[start Extracted information]

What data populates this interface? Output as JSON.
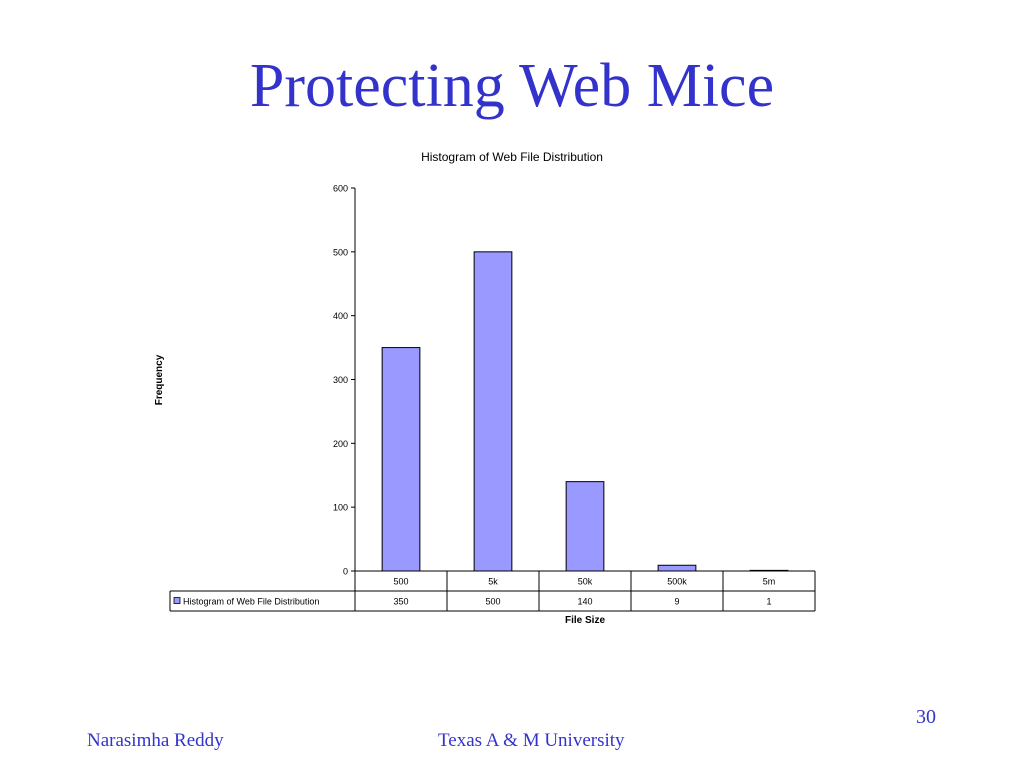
{
  "slide": {
    "title": "Protecting Web Mice",
    "page_number": "30",
    "footer_left": "Narasimha Reddy",
    "footer_center": "Texas A & M University"
  },
  "colors": {
    "title": "#3333cc",
    "bar_fill": "#9999ff",
    "bar_stroke": "#000000"
  },
  "chart_data": {
    "type": "bar",
    "title": "Histogram of Web File Distribution",
    "xlabel": "File Size",
    "ylabel": "Frequency",
    "categories": [
      "500",
      "5k",
      "50k",
      "500k",
      "5m"
    ],
    "series": [
      {
        "name": "Histogram of Web File Distribution",
        "values": [
          350,
          500,
          140,
          9,
          1
        ]
      }
    ],
    "ylim": [
      0,
      600
    ],
    "yticks": [
      0,
      100,
      200,
      300,
      400,
      500,
      600
    ],
    "data_table": true,
    "grid": false
  }
}
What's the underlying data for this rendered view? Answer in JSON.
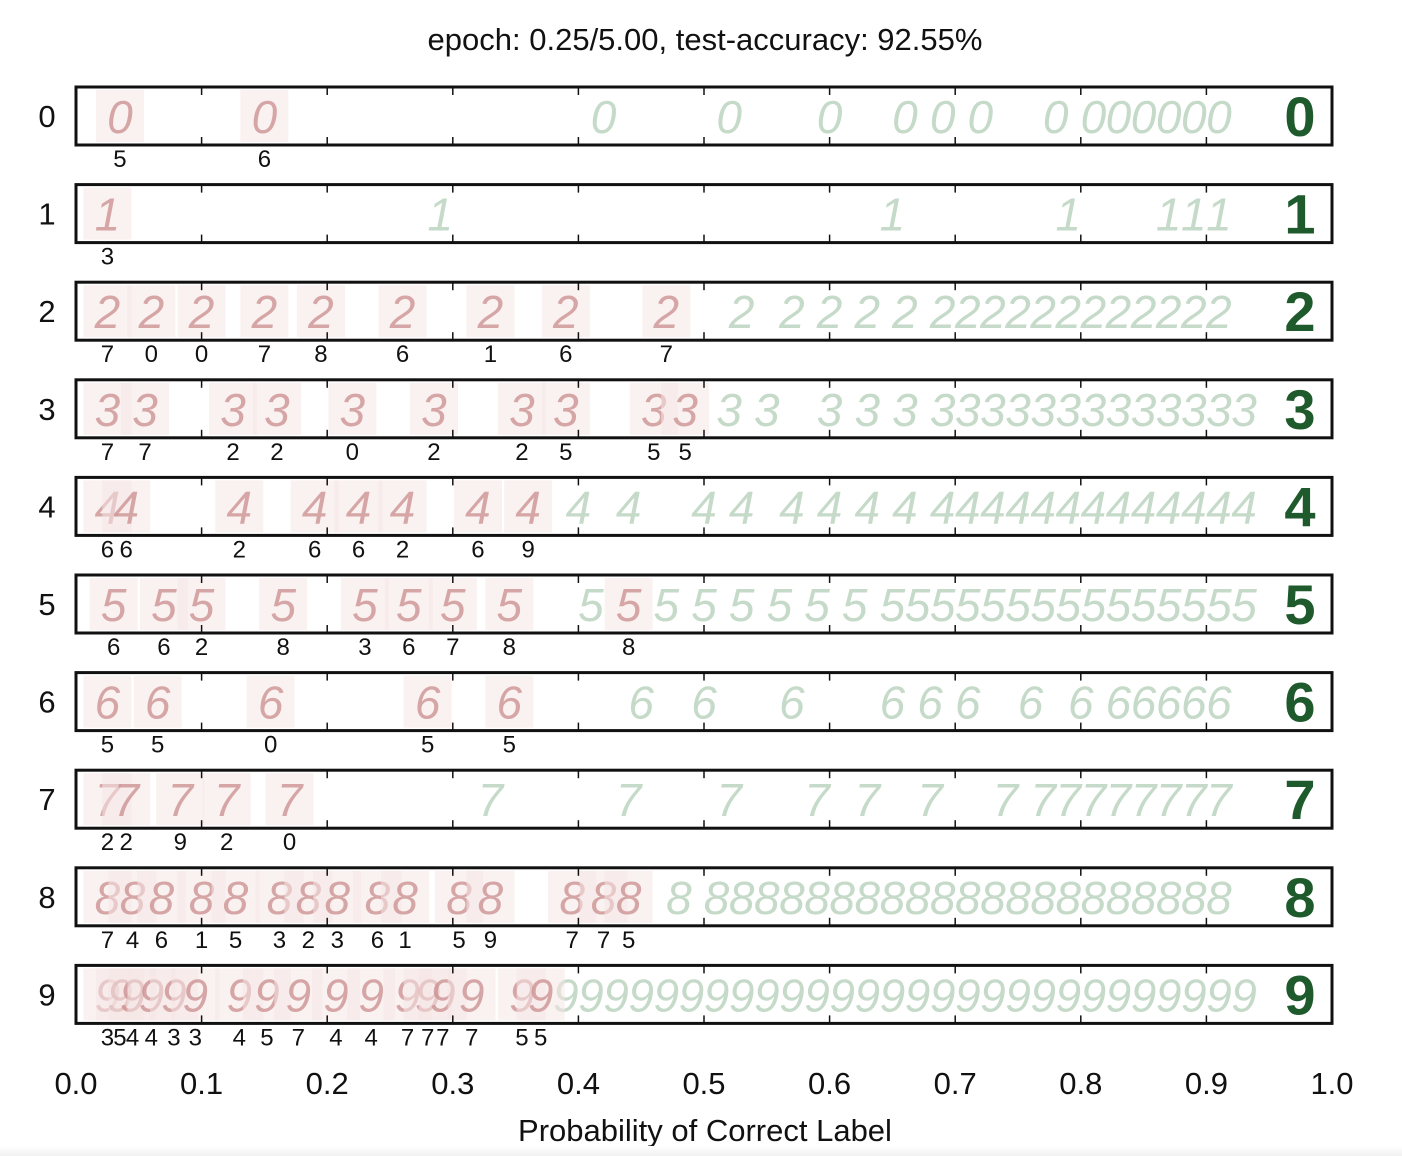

[end Extracted information]

== Short problem ==
Without the pictures, retype the whole of the material above exactly.

== Solution for this task ==
What data populates this interface? Output as JSON.
{
  "slide": {
    "title": "Protecting Web Mice",
    "page_number": "30",
    "footer_left": "Narasimha Reddy",
    "footer_center": "Texas A & M University"
  },
  "colors": {
    "title": "#3333cc",
    "bar_fill": "#9999ff",
    "bar_stroke": "#000000"
  },
  "chart_data": {
    "type": "bar",
    "title": "Histogram of Web File Distribution",
    "xlabel": "File Size",
    "ylabel": "Frequency",
    "categories": [
      "500",
      "5k",
      "50k",
      "500k",
      "5m"
    ],
    "series": [
      {
        "name": "Histogram of Web File Distribution",
        "values": [
          350,
          500,
          140,
          9,
          1
        ]
      }
    ],
    "ylim": [
      0,
      600
    ],
    "yticks": [
      0,
      100,
      200,
      300,
      400,
      500,
      600
    ],
    "data_table": true,
    "grid": false
  }
}
What's the underlying data for this rendered view? Answer in JSON.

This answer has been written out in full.